**Exercise directions**
Copy out all the lines in the records that include the word "different".

**Material to process**
* * * *

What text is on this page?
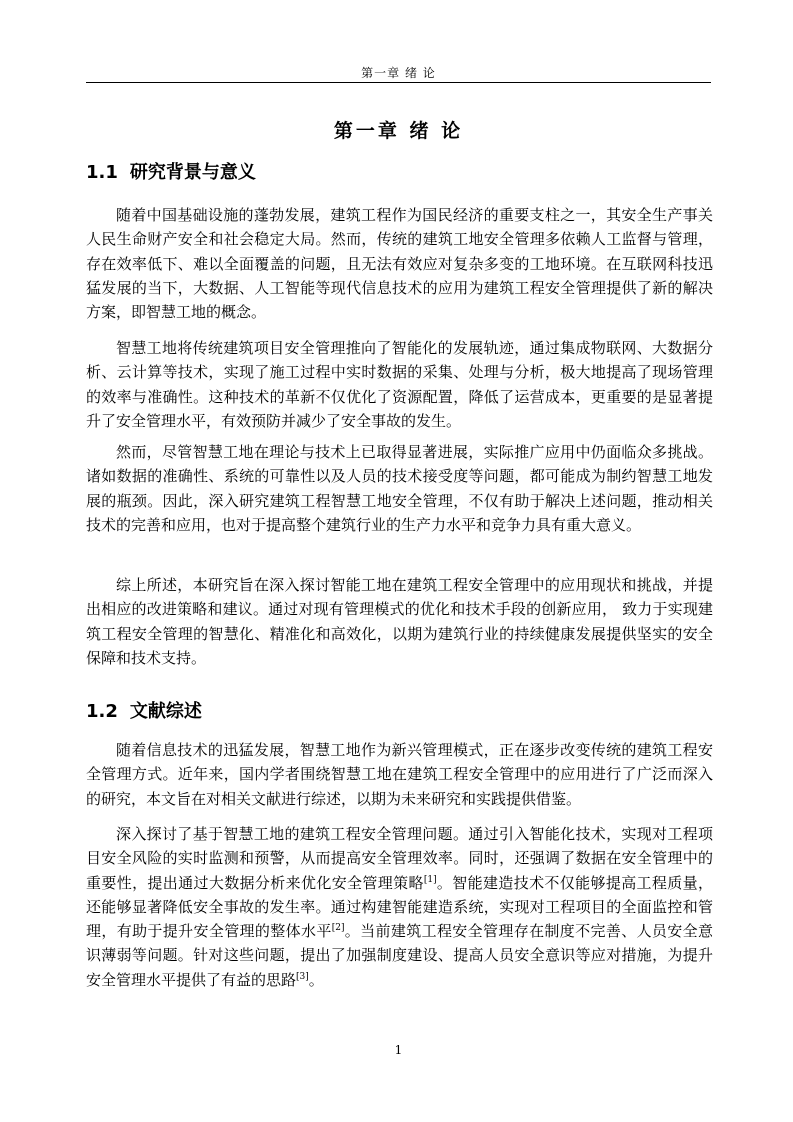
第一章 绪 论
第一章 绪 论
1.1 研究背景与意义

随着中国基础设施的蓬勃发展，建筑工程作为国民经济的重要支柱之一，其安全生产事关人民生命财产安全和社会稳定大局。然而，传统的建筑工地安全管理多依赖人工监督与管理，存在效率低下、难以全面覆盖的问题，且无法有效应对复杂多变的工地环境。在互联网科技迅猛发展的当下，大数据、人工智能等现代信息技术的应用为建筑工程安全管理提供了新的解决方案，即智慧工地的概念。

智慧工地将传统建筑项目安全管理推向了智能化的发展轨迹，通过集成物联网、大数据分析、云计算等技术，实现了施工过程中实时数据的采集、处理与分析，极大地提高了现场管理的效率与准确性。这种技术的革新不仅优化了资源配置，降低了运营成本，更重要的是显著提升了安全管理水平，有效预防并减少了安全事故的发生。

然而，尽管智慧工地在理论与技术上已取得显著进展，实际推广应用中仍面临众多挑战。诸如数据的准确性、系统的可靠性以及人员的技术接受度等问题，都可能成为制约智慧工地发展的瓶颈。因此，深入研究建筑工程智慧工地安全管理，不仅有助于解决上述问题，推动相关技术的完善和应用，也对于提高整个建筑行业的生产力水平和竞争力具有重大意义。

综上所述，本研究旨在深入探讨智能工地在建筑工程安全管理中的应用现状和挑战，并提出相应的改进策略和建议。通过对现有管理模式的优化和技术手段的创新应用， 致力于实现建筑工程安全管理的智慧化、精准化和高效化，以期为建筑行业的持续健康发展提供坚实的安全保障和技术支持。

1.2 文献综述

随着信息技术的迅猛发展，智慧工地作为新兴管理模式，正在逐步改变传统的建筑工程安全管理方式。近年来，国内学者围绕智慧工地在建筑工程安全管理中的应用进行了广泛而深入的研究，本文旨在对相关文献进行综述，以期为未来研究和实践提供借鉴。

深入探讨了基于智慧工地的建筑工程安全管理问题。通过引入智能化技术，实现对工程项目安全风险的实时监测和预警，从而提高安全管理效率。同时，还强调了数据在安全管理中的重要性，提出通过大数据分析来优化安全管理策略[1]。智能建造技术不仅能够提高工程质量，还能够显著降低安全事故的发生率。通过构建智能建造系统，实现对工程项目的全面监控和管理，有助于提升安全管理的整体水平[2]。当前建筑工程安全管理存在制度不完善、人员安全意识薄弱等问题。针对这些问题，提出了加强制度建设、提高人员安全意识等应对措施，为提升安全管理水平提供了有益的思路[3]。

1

* * * *

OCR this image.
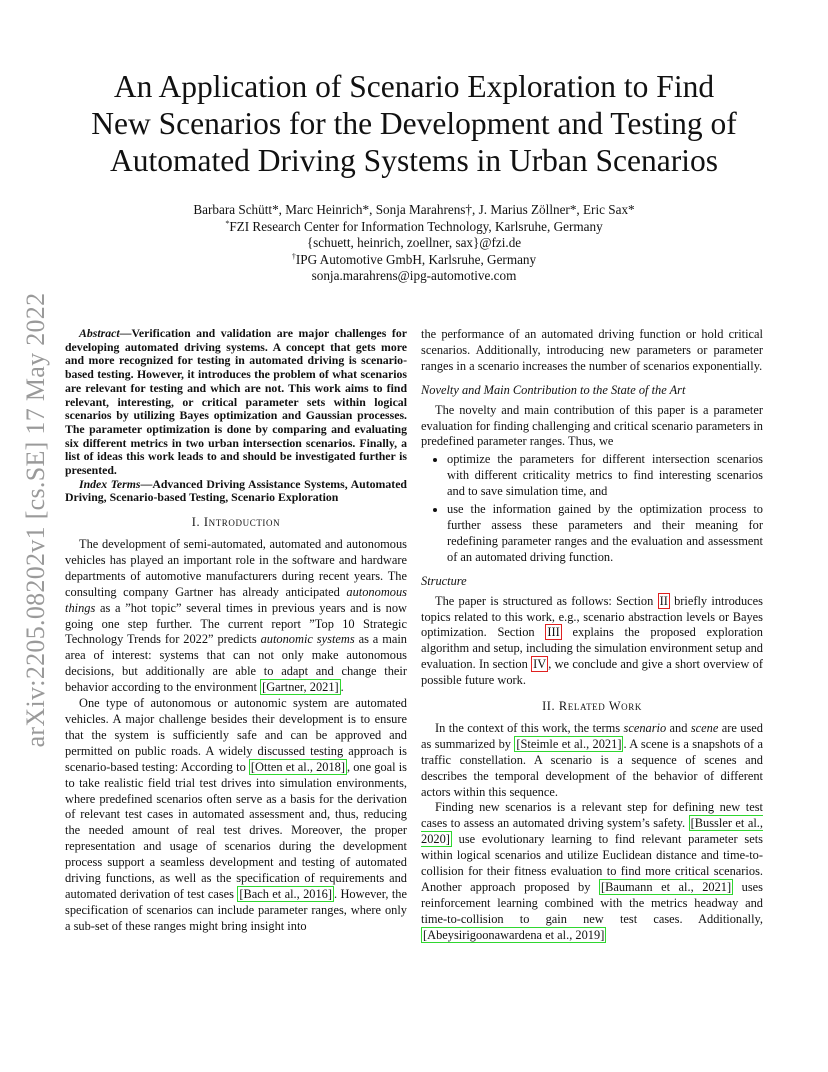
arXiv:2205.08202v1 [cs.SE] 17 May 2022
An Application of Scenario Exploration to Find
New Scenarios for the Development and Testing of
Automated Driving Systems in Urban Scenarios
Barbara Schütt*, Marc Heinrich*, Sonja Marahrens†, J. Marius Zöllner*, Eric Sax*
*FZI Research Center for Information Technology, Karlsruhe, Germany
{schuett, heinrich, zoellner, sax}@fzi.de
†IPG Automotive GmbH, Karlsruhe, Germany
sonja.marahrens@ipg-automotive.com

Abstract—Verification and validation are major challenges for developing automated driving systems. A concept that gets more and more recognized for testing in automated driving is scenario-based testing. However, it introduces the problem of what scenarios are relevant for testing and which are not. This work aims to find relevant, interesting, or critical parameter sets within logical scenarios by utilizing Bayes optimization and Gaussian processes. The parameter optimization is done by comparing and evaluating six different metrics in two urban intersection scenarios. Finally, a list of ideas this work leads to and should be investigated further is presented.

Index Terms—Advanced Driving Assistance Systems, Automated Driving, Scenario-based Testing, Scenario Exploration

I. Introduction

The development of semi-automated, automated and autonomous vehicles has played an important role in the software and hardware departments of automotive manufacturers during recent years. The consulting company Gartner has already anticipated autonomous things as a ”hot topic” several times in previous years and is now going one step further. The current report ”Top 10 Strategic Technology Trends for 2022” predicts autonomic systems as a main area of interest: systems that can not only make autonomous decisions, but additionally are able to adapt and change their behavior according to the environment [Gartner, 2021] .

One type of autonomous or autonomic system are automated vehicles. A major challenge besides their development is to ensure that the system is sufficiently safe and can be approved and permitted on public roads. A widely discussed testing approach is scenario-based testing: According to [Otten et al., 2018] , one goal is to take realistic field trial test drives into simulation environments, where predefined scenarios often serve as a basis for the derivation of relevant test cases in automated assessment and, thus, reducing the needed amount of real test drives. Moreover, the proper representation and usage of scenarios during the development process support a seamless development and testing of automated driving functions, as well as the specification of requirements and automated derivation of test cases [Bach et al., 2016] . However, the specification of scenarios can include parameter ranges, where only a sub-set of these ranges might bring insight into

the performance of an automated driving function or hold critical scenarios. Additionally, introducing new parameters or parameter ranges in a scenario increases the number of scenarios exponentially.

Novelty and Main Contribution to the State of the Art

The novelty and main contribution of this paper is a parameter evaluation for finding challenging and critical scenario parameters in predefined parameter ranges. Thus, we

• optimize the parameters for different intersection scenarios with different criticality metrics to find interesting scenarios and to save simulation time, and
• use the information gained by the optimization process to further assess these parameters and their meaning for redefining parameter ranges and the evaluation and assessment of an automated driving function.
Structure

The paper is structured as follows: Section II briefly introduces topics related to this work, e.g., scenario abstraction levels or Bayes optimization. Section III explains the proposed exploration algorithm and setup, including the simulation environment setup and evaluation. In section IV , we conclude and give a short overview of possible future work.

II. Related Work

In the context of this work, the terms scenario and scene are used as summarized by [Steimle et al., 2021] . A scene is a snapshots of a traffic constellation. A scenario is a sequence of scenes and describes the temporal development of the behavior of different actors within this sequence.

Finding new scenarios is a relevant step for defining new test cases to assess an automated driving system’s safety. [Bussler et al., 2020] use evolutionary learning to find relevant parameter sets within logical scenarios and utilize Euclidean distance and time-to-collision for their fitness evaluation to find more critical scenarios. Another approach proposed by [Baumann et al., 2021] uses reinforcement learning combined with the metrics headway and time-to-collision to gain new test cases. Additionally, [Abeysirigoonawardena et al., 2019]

* * * *

**Solved exercise**
Abstract—Verification and validation are major challenges for developing automated driving systems. A concept that gets more and more recognized for testing in automated driving is scenario-based testing. However, it introduces the problem of what scenarios are relevant for testing and which are not. This work aims to find relevant, interesting, or critical parameter sets within logical scenarios by utilizing Bayes optimization and Gaussian processes. The parameter optimization is done by comparing and evaluating six different metrics in two urban intersection scenarios. Finally, a list of ideas this work leads to and should be investigated further is presented.
• optimize the parameters for different intersection scenarios with different criticality metrics to find interesting scenarios and to save simulation time, and
In the context of this work, the terms scenario and scene are used as summarized by [Steimle et al., 2021] . A scene is a snapshots of a traffic constellation. A scenario is a sequence of scenes and describes the temporal development of the behavior of different actors within this sequence.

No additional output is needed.